* PASSAGE SHOWN
------------------------------------
Postmodern Narrative Theory
Postmodern Narrative Theory
Anyone who tries to research the writings in critical theory and postmodernism will soon understand the fact that there are difficulties in providing a short and useful overview covered in just one book. However, Mark Currie’s Postmodern Narrative Theory is rhetorically lively and uses a language that has a popular appeal which does not interfere its response to often difficult debates in narrative theory. The author connects fictional narratives with those of the non-fictional world by stating that their indivisibility characterizes modern fiction, criticism and culture. The book shows the transition in narrative theory from its formalist beginnings, through deconstruction and various historicisms and psychoanalysis, up to its current matters with the social and cultural means of narrative. Guiding along its two principal themes, namely the relationship of narrative to identity and the role of time in experience, the book pictures the reciprocity of fiction, criticism and ideology that symbolize the involvement of narrative theory to an understanding of postmodern culture [1] , which this book report shows throughout Currie’s main arguments used in chapter six as well as sketching the assembled materials the author used to verify and show evidence of his arguments.[2]
Chapter 6: True Lies: Unreliable Identitis in Dr. Jekyll and Mr. Hyde
Currie starts the sixth chapter of his book by giving the reader an overview of the nature of unreliable identities, using the story of Dr. Jekyll and Mr Hyde to help the reader understand his argumentation. Thereafter, he focuses on “inner distance”, “narrative shipwreck” and “writing and seeing” as well as on “self-conscious self-consciousness”. Thus, he analyses the concept of unreliable identities for those critics who want to understand to what extent narrative is reliable and for narrators themselves to give them an idea of how far their narrative will be trusted by readers. The author begins his argumentation by contradicting truth and lie of statements of first person narrative by saying that messages often have to be seperated in time to make logical sense and to be reliable, since the reader is restricted to the perceptions of the narrator. He proceeds by explaining that one main point in psychoanalyst writing is to create this schism to split the ‘I’ between past and present. He then substantiates his arguments by using the former theories of Freud who assumed that “mental disturbance is a state of self-ignorance” (p.117) which is surmounted by the time of description through self-knowledge and that self-ignorance is a kind of repression. Mr. Currie puts in question if this does not mean using one form of madness to cure another one? He directly answers to this by explaining that one has to try to narrate oneself as if one were another person in ‘order to stabilise one’s identity as narrative and thus to denounce one’s schism of the past by concealing the schism between the present and the past’. Currie annotates that self-narration’s reliability is depending on temporal distance between narrator and what is narrated, but that it had to donate the frankness of ‘narrative self-consciousness’ if one is to belive the narrative. He discusses “that the postmodern narrator may not be reliable, but he is extremely innovative as far as narrative stances are concerned”(p.118) and thinks it not being an overstatement to say that ‘all narration exists as true lies’.
------------------------------------
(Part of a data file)

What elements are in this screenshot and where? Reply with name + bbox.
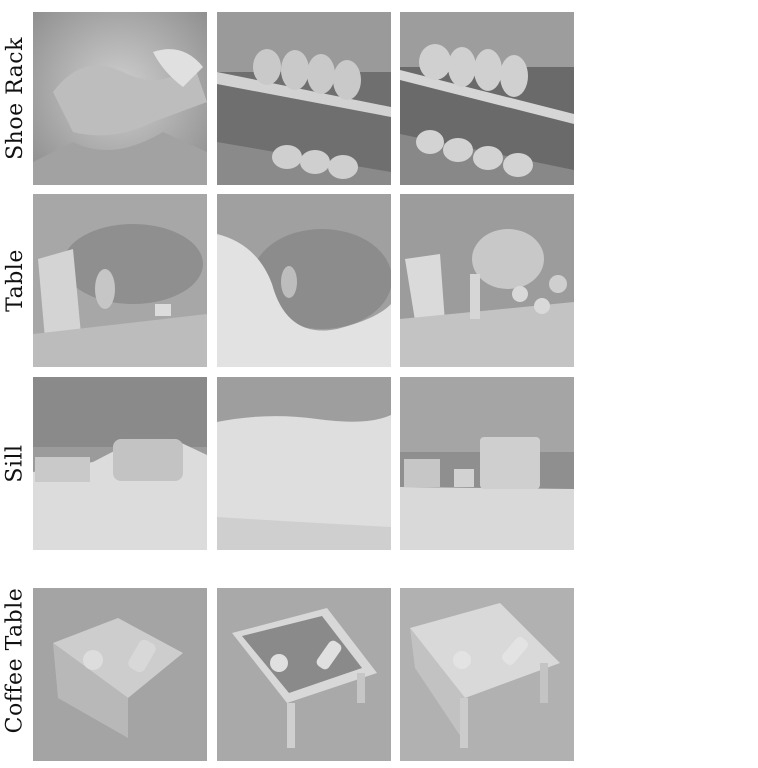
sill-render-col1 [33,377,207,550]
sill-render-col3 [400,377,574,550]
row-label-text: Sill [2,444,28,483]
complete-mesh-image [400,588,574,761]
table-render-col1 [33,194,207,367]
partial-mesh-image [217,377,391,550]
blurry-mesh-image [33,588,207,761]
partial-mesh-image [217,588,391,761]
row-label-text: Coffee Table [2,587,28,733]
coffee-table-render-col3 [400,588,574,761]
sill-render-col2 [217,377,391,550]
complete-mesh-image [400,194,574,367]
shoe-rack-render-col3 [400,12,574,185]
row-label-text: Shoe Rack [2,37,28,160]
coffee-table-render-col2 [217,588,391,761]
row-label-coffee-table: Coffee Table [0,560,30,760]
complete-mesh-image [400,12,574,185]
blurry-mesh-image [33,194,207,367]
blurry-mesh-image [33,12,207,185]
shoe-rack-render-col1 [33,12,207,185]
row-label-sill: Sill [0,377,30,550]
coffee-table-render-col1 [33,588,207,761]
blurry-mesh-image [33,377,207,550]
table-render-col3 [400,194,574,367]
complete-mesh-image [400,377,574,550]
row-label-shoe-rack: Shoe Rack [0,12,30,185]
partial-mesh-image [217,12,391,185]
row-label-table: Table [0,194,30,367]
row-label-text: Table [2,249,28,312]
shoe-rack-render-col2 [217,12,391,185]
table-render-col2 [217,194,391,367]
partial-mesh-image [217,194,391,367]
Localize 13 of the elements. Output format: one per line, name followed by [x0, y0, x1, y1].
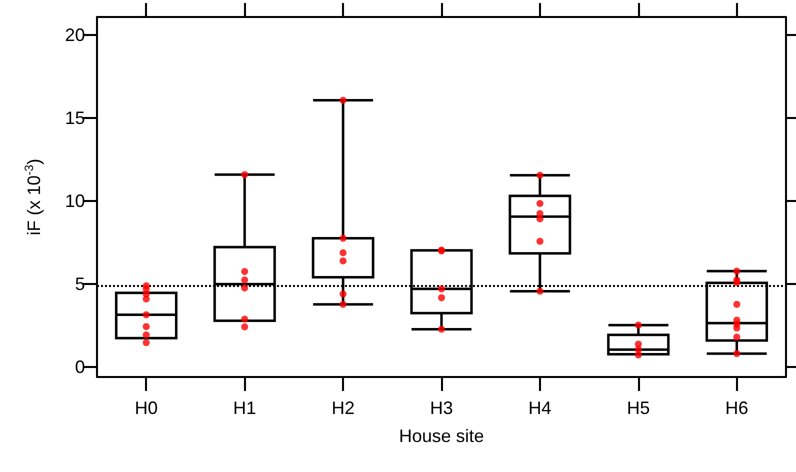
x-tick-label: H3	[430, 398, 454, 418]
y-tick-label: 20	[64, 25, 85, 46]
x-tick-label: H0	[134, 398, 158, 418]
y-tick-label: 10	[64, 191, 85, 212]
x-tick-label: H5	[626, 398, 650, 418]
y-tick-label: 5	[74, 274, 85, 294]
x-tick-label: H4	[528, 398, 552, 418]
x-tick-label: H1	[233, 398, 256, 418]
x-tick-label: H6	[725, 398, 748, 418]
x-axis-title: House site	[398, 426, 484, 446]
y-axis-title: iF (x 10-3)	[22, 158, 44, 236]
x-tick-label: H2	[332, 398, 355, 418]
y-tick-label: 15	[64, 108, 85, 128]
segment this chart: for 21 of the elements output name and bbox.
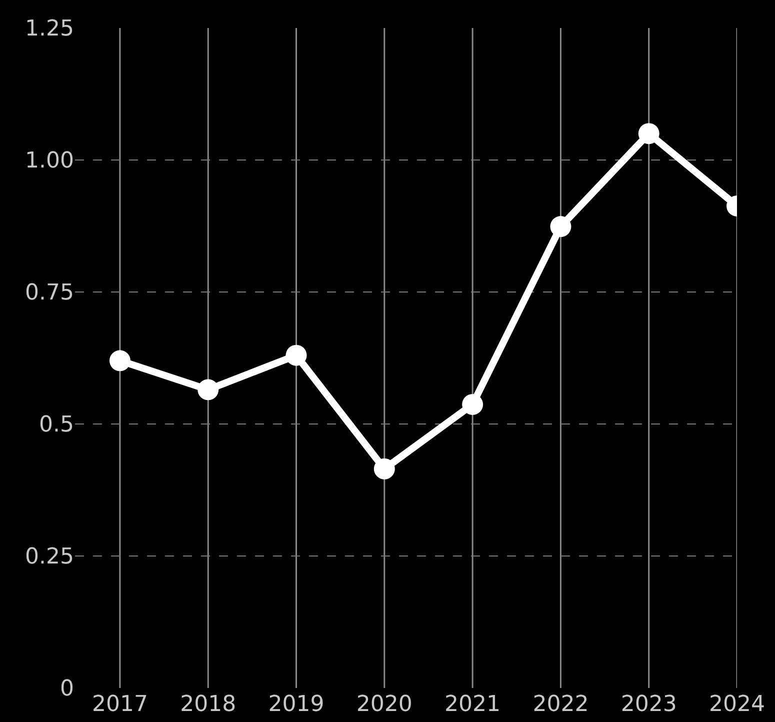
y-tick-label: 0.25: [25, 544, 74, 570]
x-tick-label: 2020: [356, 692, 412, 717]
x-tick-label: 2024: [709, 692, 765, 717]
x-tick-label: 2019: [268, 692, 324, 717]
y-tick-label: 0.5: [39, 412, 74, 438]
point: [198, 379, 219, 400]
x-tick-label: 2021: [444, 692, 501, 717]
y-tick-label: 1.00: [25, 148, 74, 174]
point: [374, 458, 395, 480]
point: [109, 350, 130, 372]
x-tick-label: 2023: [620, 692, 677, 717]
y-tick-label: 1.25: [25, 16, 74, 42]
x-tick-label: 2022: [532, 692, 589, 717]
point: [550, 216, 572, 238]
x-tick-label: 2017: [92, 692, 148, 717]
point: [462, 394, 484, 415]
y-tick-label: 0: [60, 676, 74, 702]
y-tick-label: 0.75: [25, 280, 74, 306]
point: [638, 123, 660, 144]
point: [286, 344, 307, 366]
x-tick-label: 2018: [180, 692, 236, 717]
------------------------------------
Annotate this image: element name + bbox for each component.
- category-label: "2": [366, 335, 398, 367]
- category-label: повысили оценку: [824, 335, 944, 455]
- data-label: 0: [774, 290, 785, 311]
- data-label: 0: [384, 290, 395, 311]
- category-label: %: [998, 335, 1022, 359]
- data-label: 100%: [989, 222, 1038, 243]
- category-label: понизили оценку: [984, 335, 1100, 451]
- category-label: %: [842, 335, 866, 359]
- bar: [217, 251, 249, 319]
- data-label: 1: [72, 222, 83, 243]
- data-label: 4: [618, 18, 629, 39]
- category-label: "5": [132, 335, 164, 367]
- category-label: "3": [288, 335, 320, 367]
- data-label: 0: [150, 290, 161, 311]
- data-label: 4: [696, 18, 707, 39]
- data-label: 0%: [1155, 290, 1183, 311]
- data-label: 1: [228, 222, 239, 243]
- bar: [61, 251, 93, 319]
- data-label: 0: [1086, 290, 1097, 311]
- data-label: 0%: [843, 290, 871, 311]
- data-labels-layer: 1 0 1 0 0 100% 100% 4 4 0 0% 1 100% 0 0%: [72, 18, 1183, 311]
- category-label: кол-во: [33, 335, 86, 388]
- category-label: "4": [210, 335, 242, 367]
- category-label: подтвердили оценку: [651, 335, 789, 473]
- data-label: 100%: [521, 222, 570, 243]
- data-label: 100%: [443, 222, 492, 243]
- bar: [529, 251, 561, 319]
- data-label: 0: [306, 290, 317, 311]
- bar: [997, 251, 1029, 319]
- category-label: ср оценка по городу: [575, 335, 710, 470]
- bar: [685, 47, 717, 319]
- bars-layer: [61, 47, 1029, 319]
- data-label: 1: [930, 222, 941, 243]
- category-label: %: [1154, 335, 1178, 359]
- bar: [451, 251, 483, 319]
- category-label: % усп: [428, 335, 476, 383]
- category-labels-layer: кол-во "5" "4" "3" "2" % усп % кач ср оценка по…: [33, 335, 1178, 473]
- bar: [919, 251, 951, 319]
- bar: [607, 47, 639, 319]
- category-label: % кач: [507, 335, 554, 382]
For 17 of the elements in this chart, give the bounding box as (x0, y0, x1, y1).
------------------------------------
* GOALS
1. According to the passage on postmodern narrative theory, what are the two principal themes of Currie's book?
2. Continue the passage on Currie's postmodern narrative theory, starting right after its final sentence.
The items are separate material and are not part of the passage on postmodern narrative theory.

* RESULTS BY TASK
1. The relationship of narrative to identity and the role of time in experience.

2.
Currie continues by concentrating on inner distance. He demonstrates that moral distance is achieved as a result of structural distance and that it is the simplest and most common strategy for this purpose to use temporal as moral distance, since it substitutes for distance in the third person point of view. He clarifies his argument with the example of Dr. Jekylls confession in Stevenson’s Dr. Jekyll and Mr. Hyde, but hereafter explains that Dr. Jekyll faces a quick compression of distance between narrator and narrated. The author emphasizes this argument of decline by outlining the obvious metaphor of doubleness in Jekyll’s metamorphoses into Mr. Hyde and the much less obvious doubleness of narrator and storytelling. Currie illustrates that several aspects seem to collaborate, seeing that Jekyll is referring to himself in the third person “as if the relationships between Jekyll and Hyde and Jekyll and Jekyll are operating in parallel”. (p.120) He states that the splittings are connected because they shift self-narration into the third person and allow moral judgements and he points out that this is a kind of ‘doubled doubleness’, which may appear in a flash at the beginning of Jekylls confession. A main point herein is that the logical trouble for the reader deepens because of the advent of the unconscious self-consciousness about the complications of self-narration which may, to Currie’s opinion, as well be a warning that the idea of self-consciousness cannot be maintained, because too many different levels of the logic of narration are described. The author states, that in spite of its complications he wants to insist upon unconscious self-consciousness, as it encompasses all the people envolved to describe a situation in narrative that is not a carefully plotted authorial invention, but that is ‘produced by the collision’ of the different levels as mentioned above.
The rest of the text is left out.